## BEGIN

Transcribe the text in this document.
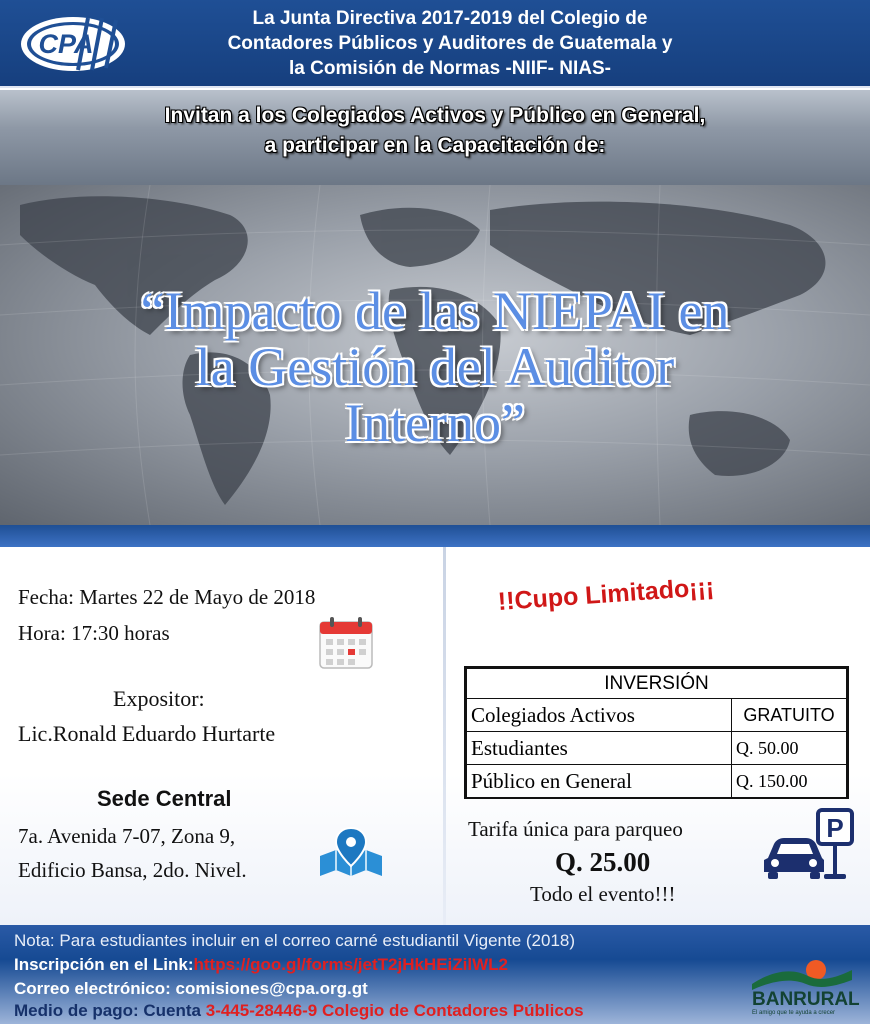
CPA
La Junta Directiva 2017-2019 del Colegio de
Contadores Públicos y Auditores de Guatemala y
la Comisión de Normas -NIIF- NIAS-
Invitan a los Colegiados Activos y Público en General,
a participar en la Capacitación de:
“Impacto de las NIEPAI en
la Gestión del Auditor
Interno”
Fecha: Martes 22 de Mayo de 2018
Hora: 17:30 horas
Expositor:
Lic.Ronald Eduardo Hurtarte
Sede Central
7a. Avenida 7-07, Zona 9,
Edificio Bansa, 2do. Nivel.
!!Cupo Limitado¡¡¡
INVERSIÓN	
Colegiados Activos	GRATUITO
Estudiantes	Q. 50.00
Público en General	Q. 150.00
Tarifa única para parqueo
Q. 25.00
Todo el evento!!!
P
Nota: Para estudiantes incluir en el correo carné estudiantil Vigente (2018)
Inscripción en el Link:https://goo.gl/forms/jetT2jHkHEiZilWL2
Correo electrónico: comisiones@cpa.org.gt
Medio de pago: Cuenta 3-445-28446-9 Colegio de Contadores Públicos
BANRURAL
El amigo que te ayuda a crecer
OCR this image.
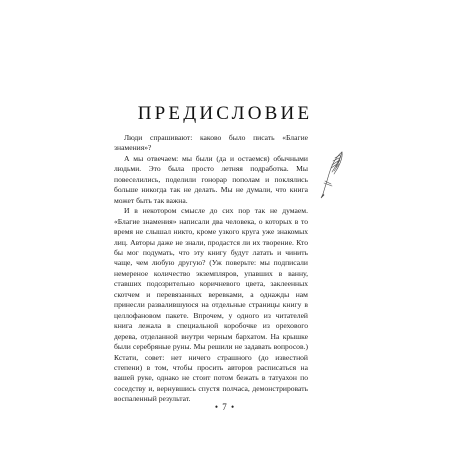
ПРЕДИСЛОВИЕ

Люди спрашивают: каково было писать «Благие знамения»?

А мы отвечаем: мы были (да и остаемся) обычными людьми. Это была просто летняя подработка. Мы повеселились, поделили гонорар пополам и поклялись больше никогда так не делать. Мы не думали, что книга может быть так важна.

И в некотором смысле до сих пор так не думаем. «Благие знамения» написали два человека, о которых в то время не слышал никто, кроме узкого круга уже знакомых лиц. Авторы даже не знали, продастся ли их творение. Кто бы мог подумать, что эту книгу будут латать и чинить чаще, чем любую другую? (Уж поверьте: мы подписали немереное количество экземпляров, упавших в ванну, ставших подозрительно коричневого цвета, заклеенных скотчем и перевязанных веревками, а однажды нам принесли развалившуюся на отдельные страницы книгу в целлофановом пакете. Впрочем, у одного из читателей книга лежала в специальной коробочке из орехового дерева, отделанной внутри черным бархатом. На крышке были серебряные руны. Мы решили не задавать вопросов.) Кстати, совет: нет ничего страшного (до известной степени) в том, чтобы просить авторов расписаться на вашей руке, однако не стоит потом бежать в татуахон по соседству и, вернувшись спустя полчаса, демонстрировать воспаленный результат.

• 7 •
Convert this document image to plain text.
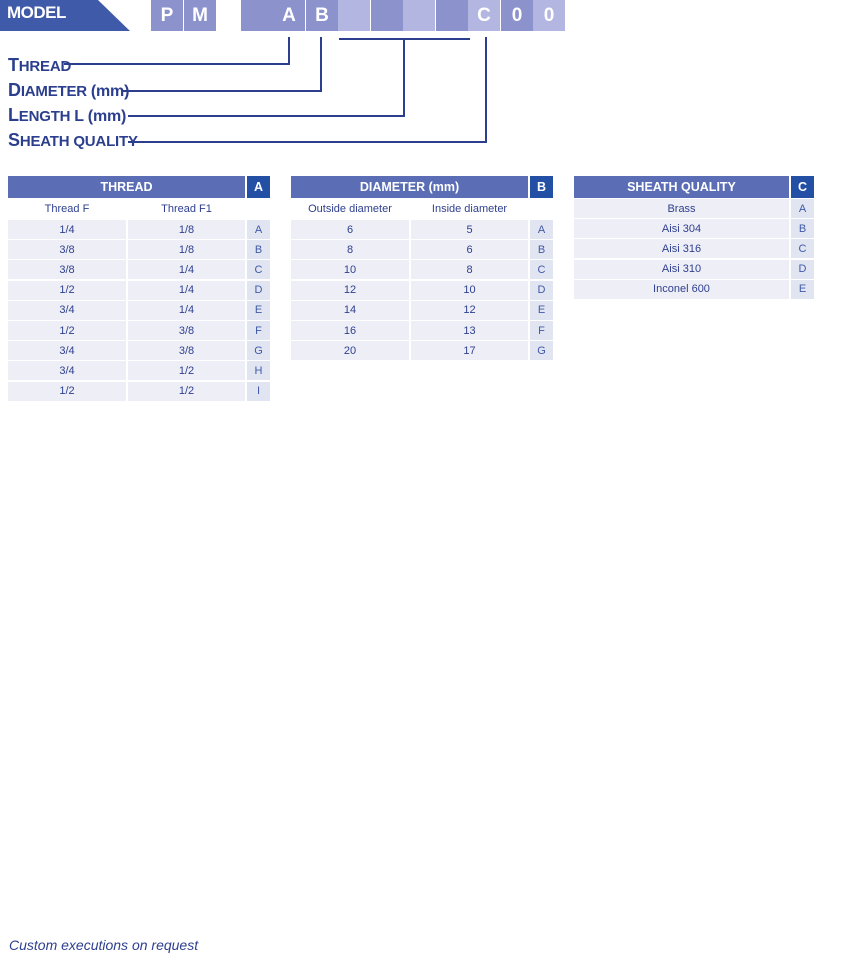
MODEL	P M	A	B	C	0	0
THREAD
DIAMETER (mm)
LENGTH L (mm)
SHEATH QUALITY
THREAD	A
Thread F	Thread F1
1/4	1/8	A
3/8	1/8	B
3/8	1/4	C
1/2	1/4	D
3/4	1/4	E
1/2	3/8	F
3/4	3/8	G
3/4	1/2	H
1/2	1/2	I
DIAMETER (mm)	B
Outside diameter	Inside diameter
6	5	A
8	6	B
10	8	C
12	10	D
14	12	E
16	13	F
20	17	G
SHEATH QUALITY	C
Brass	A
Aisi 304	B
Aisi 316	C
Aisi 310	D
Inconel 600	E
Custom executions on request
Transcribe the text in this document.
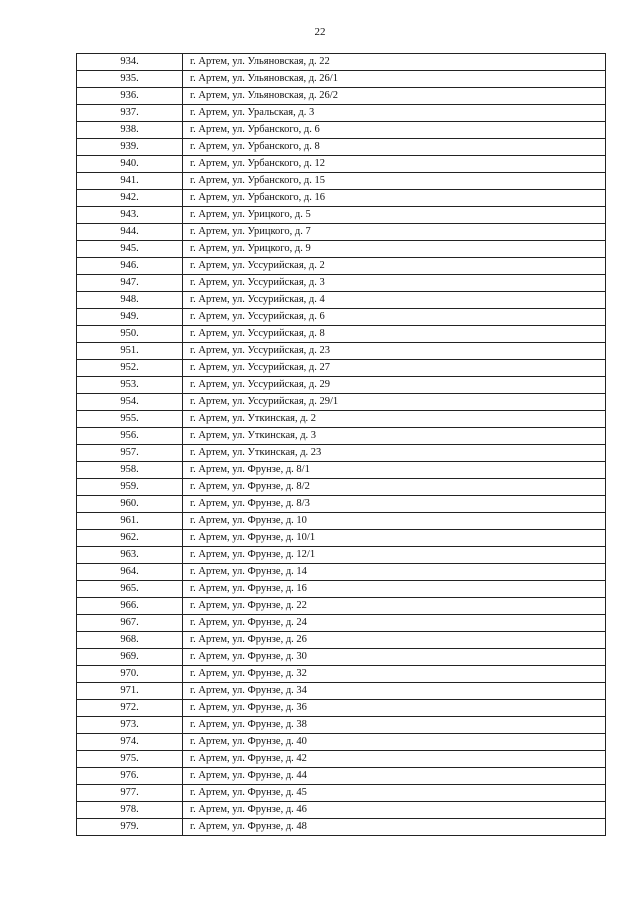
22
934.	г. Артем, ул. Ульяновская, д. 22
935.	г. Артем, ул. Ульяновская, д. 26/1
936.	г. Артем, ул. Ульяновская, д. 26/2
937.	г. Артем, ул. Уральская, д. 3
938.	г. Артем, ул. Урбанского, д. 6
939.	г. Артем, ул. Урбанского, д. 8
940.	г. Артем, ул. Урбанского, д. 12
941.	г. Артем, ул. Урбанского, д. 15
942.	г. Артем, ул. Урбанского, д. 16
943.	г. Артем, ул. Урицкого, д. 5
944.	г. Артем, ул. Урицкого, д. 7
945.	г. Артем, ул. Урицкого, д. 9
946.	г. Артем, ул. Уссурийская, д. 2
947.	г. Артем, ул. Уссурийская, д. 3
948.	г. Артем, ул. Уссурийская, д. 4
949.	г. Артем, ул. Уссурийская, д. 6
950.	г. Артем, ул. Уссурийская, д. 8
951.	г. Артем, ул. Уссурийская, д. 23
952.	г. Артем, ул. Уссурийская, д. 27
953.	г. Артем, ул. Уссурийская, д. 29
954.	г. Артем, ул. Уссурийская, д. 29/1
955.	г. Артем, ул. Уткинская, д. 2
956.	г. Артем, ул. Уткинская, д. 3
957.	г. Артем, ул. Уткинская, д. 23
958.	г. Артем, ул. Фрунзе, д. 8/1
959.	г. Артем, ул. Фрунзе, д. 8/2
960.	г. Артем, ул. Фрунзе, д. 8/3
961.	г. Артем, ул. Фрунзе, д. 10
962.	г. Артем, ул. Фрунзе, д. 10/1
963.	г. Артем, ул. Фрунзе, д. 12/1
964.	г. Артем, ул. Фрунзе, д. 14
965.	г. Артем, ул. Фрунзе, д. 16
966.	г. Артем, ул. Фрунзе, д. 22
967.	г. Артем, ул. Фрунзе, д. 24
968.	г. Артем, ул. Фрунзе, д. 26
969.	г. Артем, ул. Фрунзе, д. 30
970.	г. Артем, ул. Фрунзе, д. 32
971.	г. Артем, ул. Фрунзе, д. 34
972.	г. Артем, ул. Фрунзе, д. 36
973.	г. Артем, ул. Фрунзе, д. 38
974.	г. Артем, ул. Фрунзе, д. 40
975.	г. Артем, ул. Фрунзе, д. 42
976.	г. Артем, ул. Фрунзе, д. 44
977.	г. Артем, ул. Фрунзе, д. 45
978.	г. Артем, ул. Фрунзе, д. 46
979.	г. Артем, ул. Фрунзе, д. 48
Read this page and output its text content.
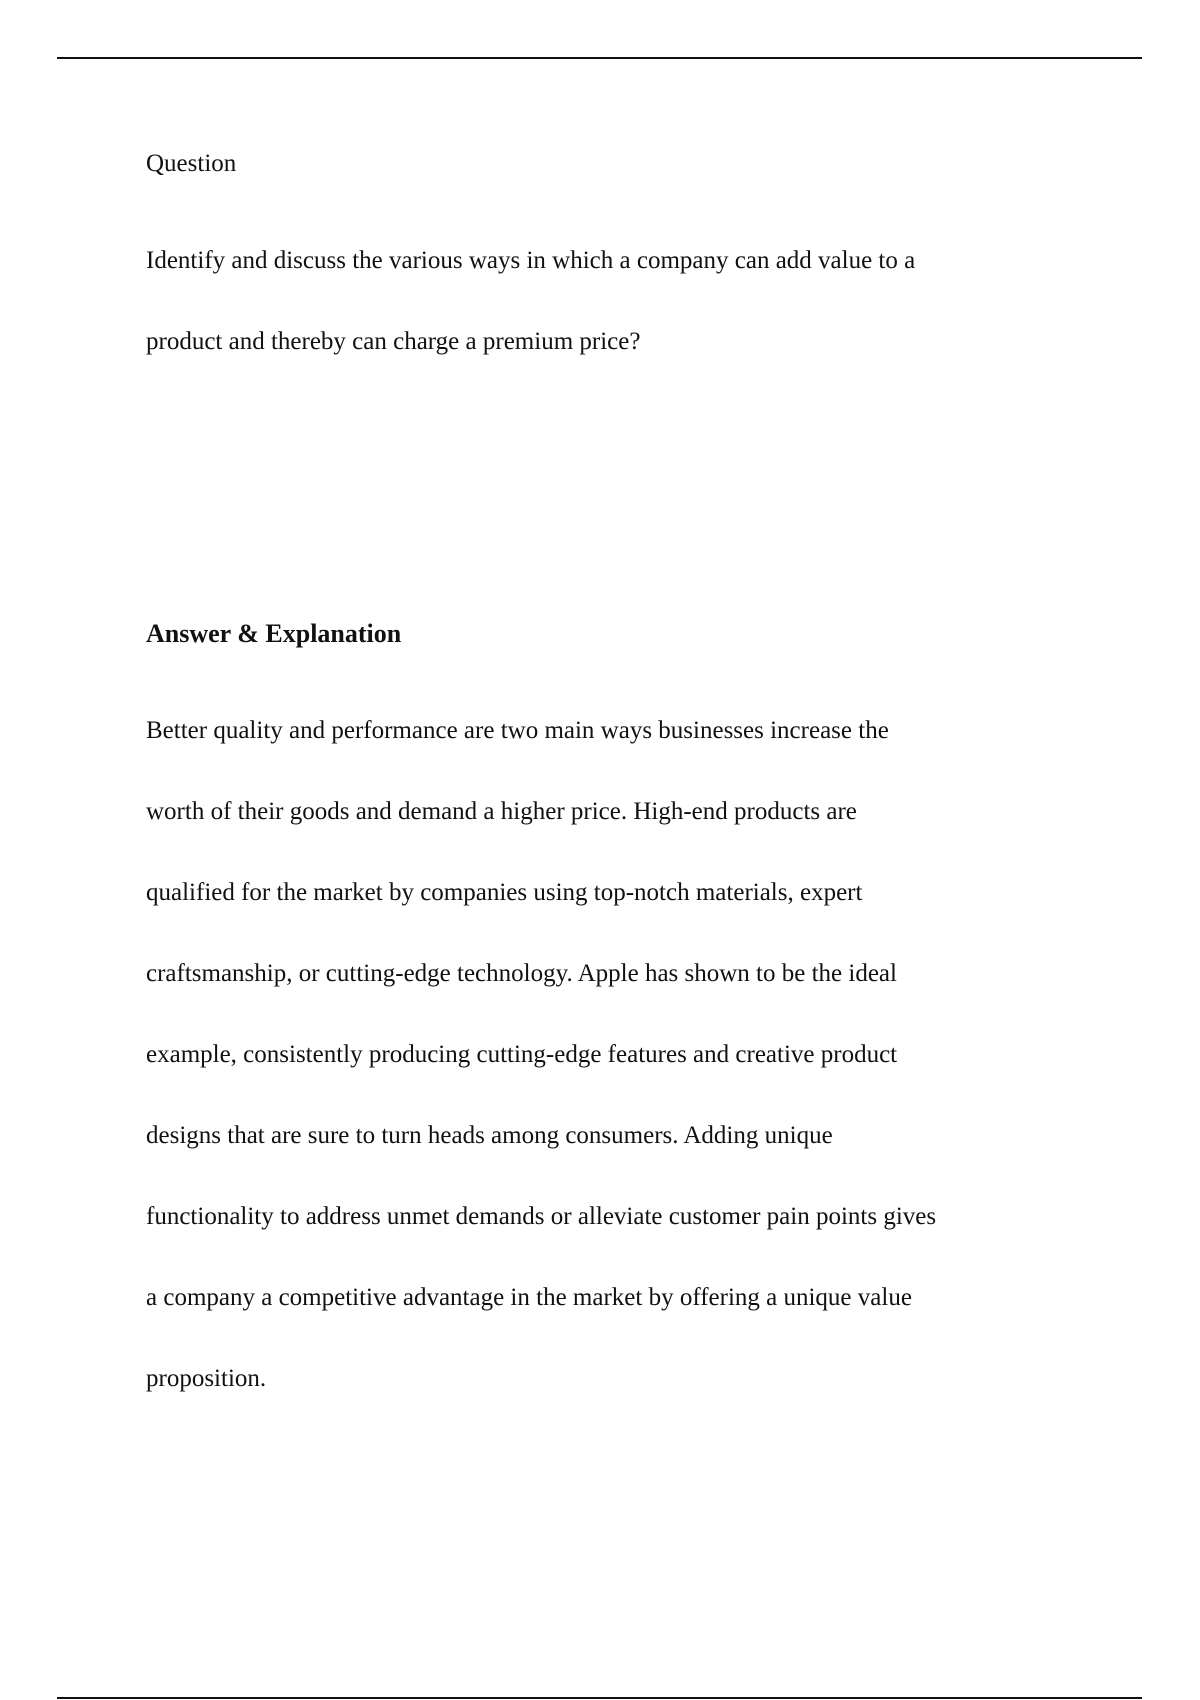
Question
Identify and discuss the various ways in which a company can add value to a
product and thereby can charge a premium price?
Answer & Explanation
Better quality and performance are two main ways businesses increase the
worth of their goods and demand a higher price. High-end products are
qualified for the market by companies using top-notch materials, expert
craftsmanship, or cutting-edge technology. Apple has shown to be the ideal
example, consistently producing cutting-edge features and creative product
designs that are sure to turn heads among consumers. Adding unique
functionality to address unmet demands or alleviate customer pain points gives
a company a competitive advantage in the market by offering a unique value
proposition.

## END

• WHAT YOU HAVE TO DO
Every line above should be returned word for word, with the pictures left behind.

• TASK RESULT
Transcribe the text in this document.
CPA
La Junta Directiva 2017-2019 del Colegio de
Contadores Públicos y Auditores de Guatemala y
la Comisión de Normas -NIIF- NIAS-
Invitan a los Colegiados Activos y Público en General,
a participar en la Capacitación de:
“Impacto de las NIEPAI en
la Gestión del Auditor
Interno”
Fecha: Martes 22 de Mayo de 2018
Hora: 17:30 horas
Expositor:
Lic.Ronald Eduardo Hurtarte
Sede Central
7a. Avenida 7-07, Zona 9,
Edificio Bansa, 2do. Nivel.
!!Cupo Limitado¡¡¡
INVERSIÓN	
Colegiados Activos	GRATUITO
Estudiantes	Q. 50.00
Público en General	Q. 150.00
Tarifa única para parqueo
Q. 25.00
Todo el evento!!!
P
Nota: Para estudiantes incluir en el correo carné estudiantil Vigente (2018)
Inscripción en el Link:https://goo.gl/forms/jetT2jHkHEiZilWL2
Correo electrónico: comisiones@cpa.org.gt
Medio de pago: Cuenta 3-445-28446-9 Colegio de Contadores Públicos
BANRURAL
El amigo que te ayuda a crecer
OCR this image.
ПРЕДИСЛОВИЕ

Люди спрашивают: каково было писать «Благие знамения»?

А мы отвечаем: мы были (да и остаемся) обычными людьми. Это была просто летняя подработка. Мы повеселились, поделили гонорар пополам и поклялись больше никогда так не делать. Мы не думали, что книга может быть так важна.

И в некотором смысле до сих пор так не думаем. «Благие знамения» написали два человека, о которых в то время не слышал никто, кроме узкого круга уже знакомых лиц. Авторы даже не знали, продастся ли их творение. Кто бы мог подумать, что эту книгу будут латать и чинить чаще, чем любую другую? (Уж поверьте: мы подписали немереное количество экземпляров, упавших в ванну, ставших подозрительно коричневого цвета, заклеенных скотчем и перевязанных веревками, а однажды нам принесли развалившуюся на отдельные страницы книгу в целлофановом пакете. Впрочем, у одного из читателей книга лежала в специальной коробочке из орехового дерева, отделанной внутри черным бархатом. На крышке были серебряные руны. Мы решили не задавать вопросов.) Кстати, совет: нет ничего страшного (до известной степени) в том, чтобы просить авторов расписаться на вашей руке, однако не стоит потом бежать в татуахон по соседству и, вернувшись спустя полчаса, демонстрировать воспаленный результат.

• 7 •
Convert this document image to plain text.
MODEL	P M	A	B	C	0	0
THREAD
DIAMETER (mm)
LENGTH L (mm)
SHEATH QUALITY
THREAD	A
Thread F	Thread F1
1/4	1/8	A
3/8	1/8	B
3/8	1/4	C
1/2	1/4	D
3/4	1/4	E
1/2	3/8	F
3/4	3/8	G
3/4	1/2	H
1/2	1/2	I
DIAMETER (mm)	B
Outside diameter	Inside diameter
6	5	A
8	6	B
10	8	C
12	10	D
14	12	E
16	13	F
20	17	G
SHEATH QUALITY	C
Brass	A
Aisi 304	B
Aisi 316	C
Aisi 310	D
Inconel 600	E
Custom executions on request
Transcribe the text in this document.
22
934.	г. Артем, ул. Ульяновская, д. 22
935.	г. Артем, ул. Ульяновская, д. 26/1
936.	г. Артем, ул. Ульяновская, д. 26/2
937.	г. Артем, ул. Уральская, д. 3
938.	г. Артем, ул. Урбанского, д. 6
939.	г. Артем, ул. Урбанского, д. 8
940.	г. Артем, ул. Урбанского, д. 12
941.	г. Артем, ул. Урбанского, д. 15
942.	г. Артем, ул. Урбанского, д. 16
943.	г. Артем, ул. Урицкого, д. 5
944.	г. Артем, ул. Урицкого, д. 7
945.	г. Артем, ул. Урицкого, д. 9
946.	г. Артем, ул. Уссурийская, д. 2
947.	г. Артем, ул. Уссурийская, д. 3
948.	г. Артем, ул. Уссурийская, д. 4
949.	г. Артем, ул. Уссурийская, д. 6
950.	г. Артем, ул. Уссурийская, д. 8
951.	г. Артем, ул. Уссурийская, д. 23
952.	г. Артем, ул. Уссурийская, д. 27
953.	г. Артем, ул. Уссурийская, д. 29
954.	г. Артем, ул. Уссурийская, д. 29/1
955.	г. Артем, ул. Уткинская, д. 2
956.	г. Артем, ул. Уткинская, д. 3
957.	г. Артем, ул. Уткинская, д. 23
958.	г. Артем, ул. Фрунзе, д. 8/1
959.	г. Артем, ул. Фрунзе, д. 8/2
960.	г. Артем, ул. Фрунзе, д. 8/3
961.	г. Артем, ул. Фрунзе, д. 10
962.	г. Артем, ул. Фрунзе, д. 10/1
963.	г. Артем, ул. Фрунзе, д. 12/1
964.	г. Артем, ул. Фрунзе, д. 14
965.	г. Артем, ул. Фрунзе, д. 16
966.	г. Артем, ул. Фрунзе, д. 22
967.	г. Артем, ул. Фрунзе, д. 24
968.	г. Артем, ул. Фрунзе, д. 26
969.	г. Артем, ул. Фрунзе, д. 30
970.	г. Артем, ул. Фрунзе, д. 32
971.	г. Артем, ул. Фрунзе, д. 34
972.	г. Артем, ул. Фрунзе, д. 36
973.	г. Артем, ул. Фрунзе, д. 38
974.	г. Артем, ул. Фрунзе, д. 40
975.	г. Артем, ул. Фрунзе, д. 42
976.	г. Артем, ул. Фрунзе, д. 44
977.	г. Артем, ул. Фрунзе, д. 45
978.	г. Артем, ул. Фрунзе, д. 46
979.	г. Артем, ул. Фрунзе, д. 48
Read this page and output its text content.
Question
Identify and discuss the various ways in which a company can add value to a
product and thereby can charge a premium price?
Answer & Explanation
Better quality and performance are two main ways businesses increase the
worth of their goods and demand a higher price. High-end products are
qualified for the market by companies using top-notch materials, expert
craftsmanship, or cutting-edge technology. Apple has shown to be the ideal
example, consistently producing cutting-edge features and creative product
designs that are sure to turn heads among consumers. Adding unique
functionality to address unmet demands or alleviate customer pain points gives
a company a competitive advantage in the market by offering a unique value
proposition.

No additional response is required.